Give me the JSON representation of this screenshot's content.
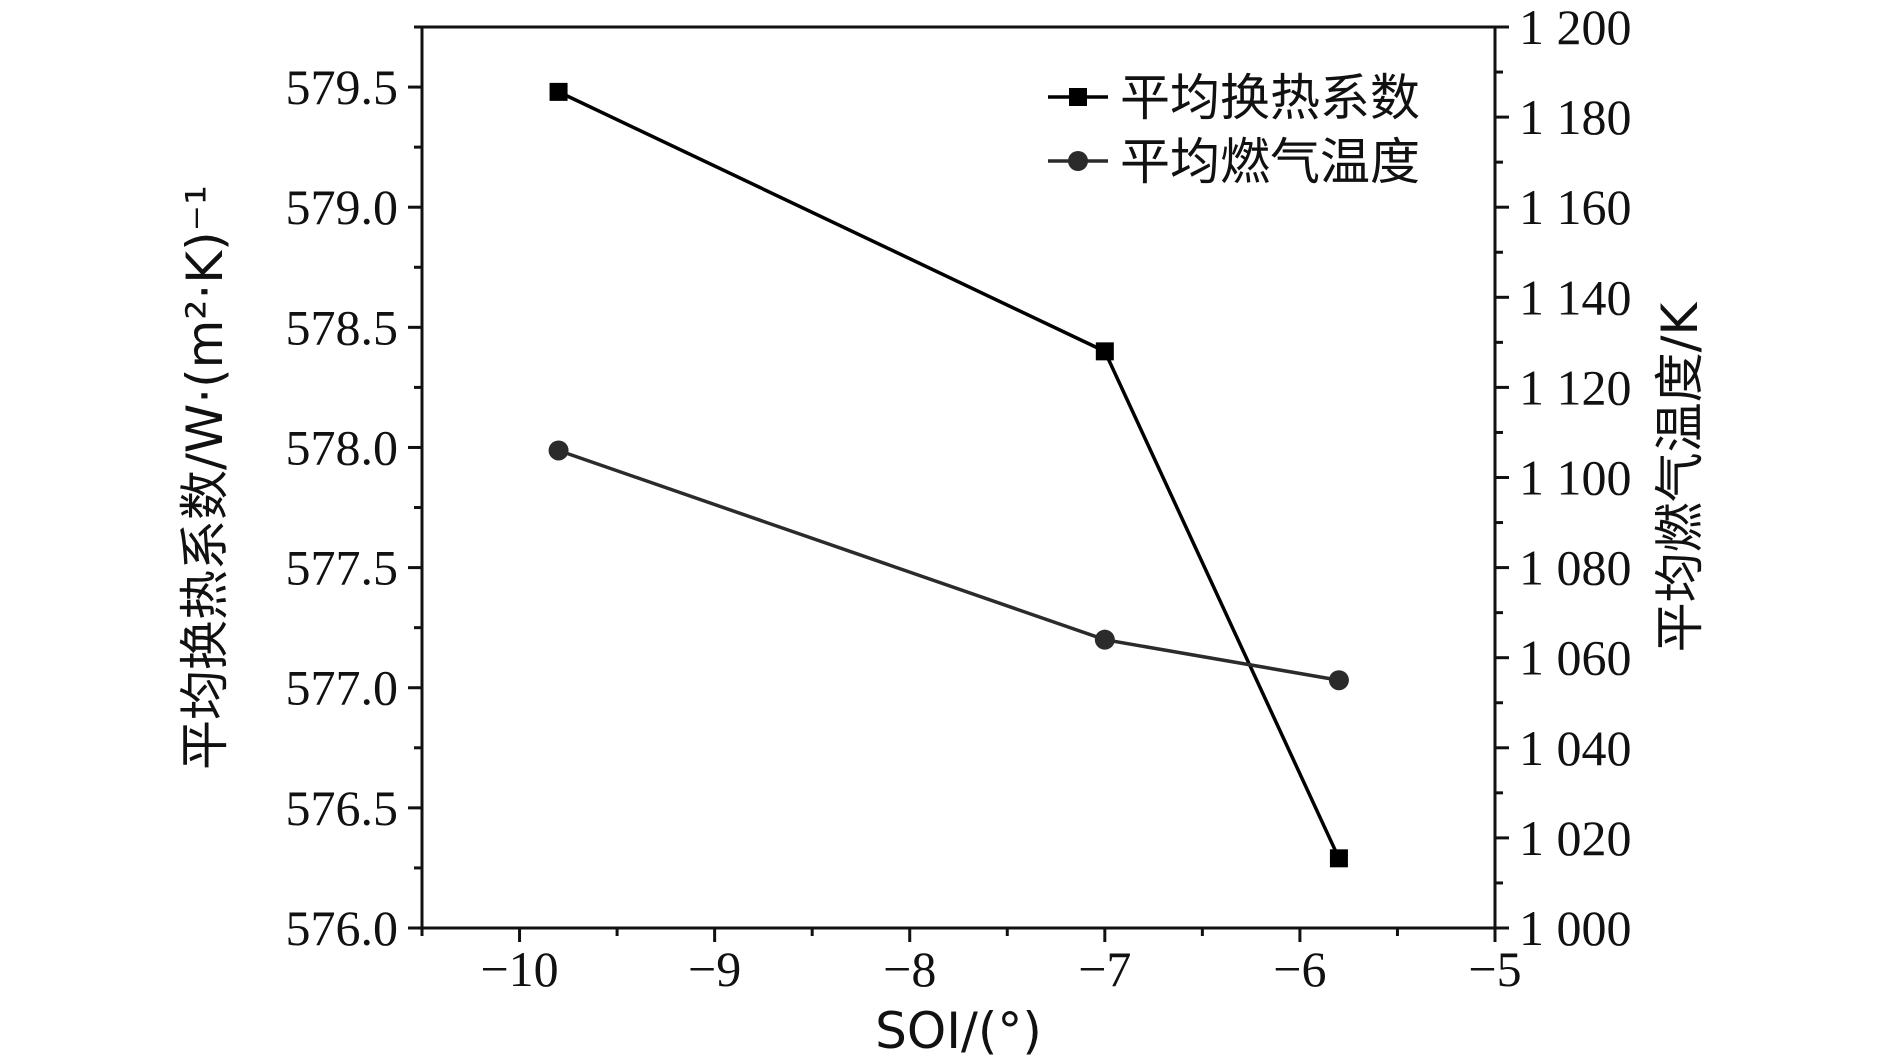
{
  "chart_data": {
    "type": "line",
    "x_label": "SOI/(°)",
    "y_left_label": "平均换热系数/W·(m²·K)⁻¹",
    "y_right_label": "平均燃气温度/K",
    "x_range": [
      -10.5,
      -5
    ],
    "y_left_range": [
      576.0,
      579.75
    ],
    "y_right_range": [
      1000,
      1200
    ],
    "x_ticks": [
      {
        "value": -10,
        "label": "−10"
      },
      {
        "value": -9,
        "label": "−9"
      },
      {
        "value": -8,
        "label": "−8"
      },
      {
        "value": -7,
        "label": "−7"
      },
      {
        "value": -6,
        "label": "−6"
      },
      {
        "value": -5,
        "label": "−5"
      }
    ],
    "y_left_ticks": [
      {
        "value": 576.0,
        "label": "576.0"
      },
      {
        "value": 576.5,
        "label": "576.5"
      },
      {
        "value": 577.0,
        "label": "577.0"
      },
      {
        "value": 577.5,
        "label": "577.5"
      },
      {
        "value": 578.0,
        "label": "578.0"
      },
      {
        "value": 578.5,
        "label": "578.5"
      },
      {
        "value": 579.0,
        "label": "579.0"
      },
      {
        "value": 579.5,
        "label": "579.5"
      }
    ],
    "y_right_ticks": [
      {
        "value": 1000,
        "label": "1 000"
      },
      {
        "value": 1020,
        "label": "1 020"
      },
      {
        "value": 1040,
        "label": "1 040"
      },
      {
        "value": 1060,
        "label": "1 060"
      },
      {
        "value": 1080,
        "label": "1 080"
      },
      {
        "value": 1100,
        "label": "1 100"
      },
      {
        "value": 1120,
        "label": "1 120"
      },
      {
        "value": 1140,
        "label": "1 140"
      },
      {
        "value": 1160,
        "label": "1 160"
      },
      {
        "value": 1180,
        "label": "1 180"
      },
      {
        "value": 1200,
        "label": "1 200"
      }
    ],
    "series": [
      {
        "name": "平均换热系数",
        "axis": "left",
        "marker": "square",
        "color": "#000000",
        "points": [
          {
            "x": -9.8,
            "y": 579.48
          },
          {
            "x": -7.0,
            "y": 578.4
          },
          {
            "x": -5.8,
            "y": 576.29
          }
        ]
      },
      {
        "name": "平均燃气温度",
        "axis": "right",
        "marker": "circle",
        "color": "#2b2b2b",
        "points": [
          {
            "x": -9.8,
            "y": 1106
          },
          {
            "x": -7.0,
            "y": 1064
          },
          {
            "x": -5.8,
            "y": 1055
          }
        ]
      }
    ],
    "legend_position": "top-right",
    "grid": false
  }
}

:: Your instructions ::
Where a line in the entries holds the word "平均换热系数", copy that line.

:: Written answer ::
    "y_left_label": "平均换热系数/W·(m²·K)⁻¹",
        "name": "平均换热系数",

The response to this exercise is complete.